» WRITTEN PROBLEM:
Sift the material for lines containing "Tools", and return them.

(Collected data entries)
◇ ◇ ◇ ◇ ◇

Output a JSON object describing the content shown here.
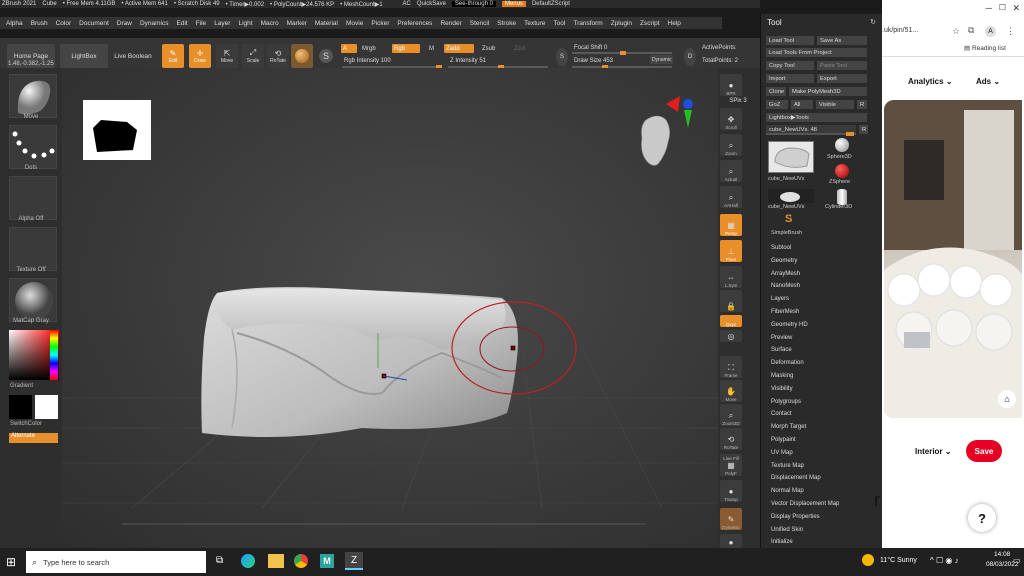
{
  "titlebar": {
    "app": "ZBrush 2021",
    "doc": "Cube",
    "free_mem": "• Free Mem 4.11GB",
    "active_mem": "• Active Mem 641",
    "scratch": "• Scratch Disk 49",
    "timer": "• Timer▶0.002",
    "polycount": "• PolyCount▶24.576 KP",
    "meshcount": "• MeshCount▶1",
    "ac": "AC",
    "quicksave": "QuickSave",
    "seethrough": "See-through  0",
    "menus": "Menus",
    "script": "DefaultZScript"
  },
  "menubar": [
    "Alpha",
    "Brush",
    "Color",
    "Document",
    "Draw",
    "Dynamics",
    "Edit",
    "File",
    "Layer",
    "Light",
    "Macro",
    "Marker",
    "Material",
    "Movie",
    "Picker",
    "Preferences",
    "Render",
    "Stencil",
    "Stroke",
    "Texture",
    "Tool",
    "Transform",
    "Zplugin",
    "Zscript",
    "Help"
  ],
  "toolbar": {
    "home_page": "Home Page",
    "lightbox": "LightBox",
    "live_boolean": "Live Boolean",
    "edit": "Edit",
    "draw": "Draw",
    "move": "Move",
    "scale": "Scale",
    "rotate": "RoTate",
    "a": "A",
    "mrgb": "Mrgb",
    "rgb": "Rgb",
    "m": "M",
    "zadd": "Zadd",
    "zsub": "Zsub",
    "zcut": "Zcut",
    "rgb_intensity": "Rgb Intensity 100",
    "z_intensity": "Z Intensity 51",
    "focal_shift": "Focal Shift 0",
    "draw_size": "Draw Size 453",
    "dynamic": "Dynamic",
    "active_points": "ActivePoints:",
    "total_points": "TotalPoints: 2",
    "s_label": "S",
    "d_label": "D"
  },
  "coords": "1.48,-0.382,-1.25",
  "leftshelf": {
    "move": "Move",
    "dots": "Dots",
    "alpha_off": "Alpha Off",
    "texture_off": "Texture Off",
    "matcap": "MatCap Gray",
    "gradient": "Gradient",
    "switchcolor": "SwitchColor",
    "alternate": "Alternate"
  },
  "rightshelf": {
    "bpr": "BPR",
    "spix": "SPix 3",
    "scroll": "Scroll",
    "zoom": "Zoom",
    "actual": "Actual",
    "aahalf": "AAHalf",
    "persp": "Persp",
    "floor": "Floor",
    "lsym": "L.Sym",
    "local": "",
    "xyz": "Qxyz",
    "frame": "Frame",
    "move": "Move",
    "zoom3d": "Zoom3D",
    "rotate": "RoTate",
    "linefill": "Line Fill",
    "polyf": "PolyF",
    "transp": "Transp",
    "dynamic": "Dynamic",
    "solo": "Solo"
  },
  "toolpanel": {
    "title": "Tool",
    "load_tool": "Load Tool",
    "save_as": "Save As",
    "load_from_project": "Load Tools From Project",
    "copy_tool": "Copy Tool",
    "paste_tool": "Paste Tool",
    "import": "Import",
    "export": "Export",
    "clone": "Clone",
    "make_polymesh": "Make PolyMesh3D",
    "goz": "GoZ",
    "all": "All",
    "visible": "Visible",
    "r": "R",
    "lightbox_tools": "Lightbox▶Tools",
    "cube_newuvs_slider": "cube_NewUVs. 48",
    "thumbs": {
      "cube_newuvs": "cube_NewUVs",
      "sphere3d": "Sphere3D",
      "zsphere": "ZSphere",
      "cube_newuvs2": "cube_NewUVs",
      "cylinder3d": "Cylinder3D",
      "simplebrush": "SimpleBrush"
    },
    "subpalettes": [
      "Subtool",
      "Geometry",
      "ArrayMesh",
      "NanoMesh",
      "Layers",
      "FiberMesh",
      "Geometry HD",
      "Preview",
      "Surface",
      "Deformation",
      "Masking",
      "Visibility",
      "Polygroups",
      "Contact",
      "Morph Target",
      "Polypaint",
      "UV Map",
      "Texture Map",
      "Displacement Map",
      "Normal Map",
      "Vector Displacement Map",
      "Display Properties",
      "Unified Skin",
      "Initialize"
    ]
  },
  "browser": {
    "url": ".uk/pin/51...",
    "reading_list": "Reading list",
    "analytics": "Analytics",
    "ads": "Ads",
    "interior": "Interior",
    "save": "Save",
    "help": "?",
    "fragment": "r",
    "avatar": "A",
    "accent": "#e60023"
  },
  "taskbar": {
    "search_placeholder": "Type here to search",
    "weather": "11°C  Sunny",
    "time": "14:08",
    "date": "08/03/2022"
  }
}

◇ ◇ ◇ ◇ ◇

» FINAL ANSWER:
    "load_from_project": "Load Tools From Project",
    "lightbox_tools": "Lightbox▶Tools",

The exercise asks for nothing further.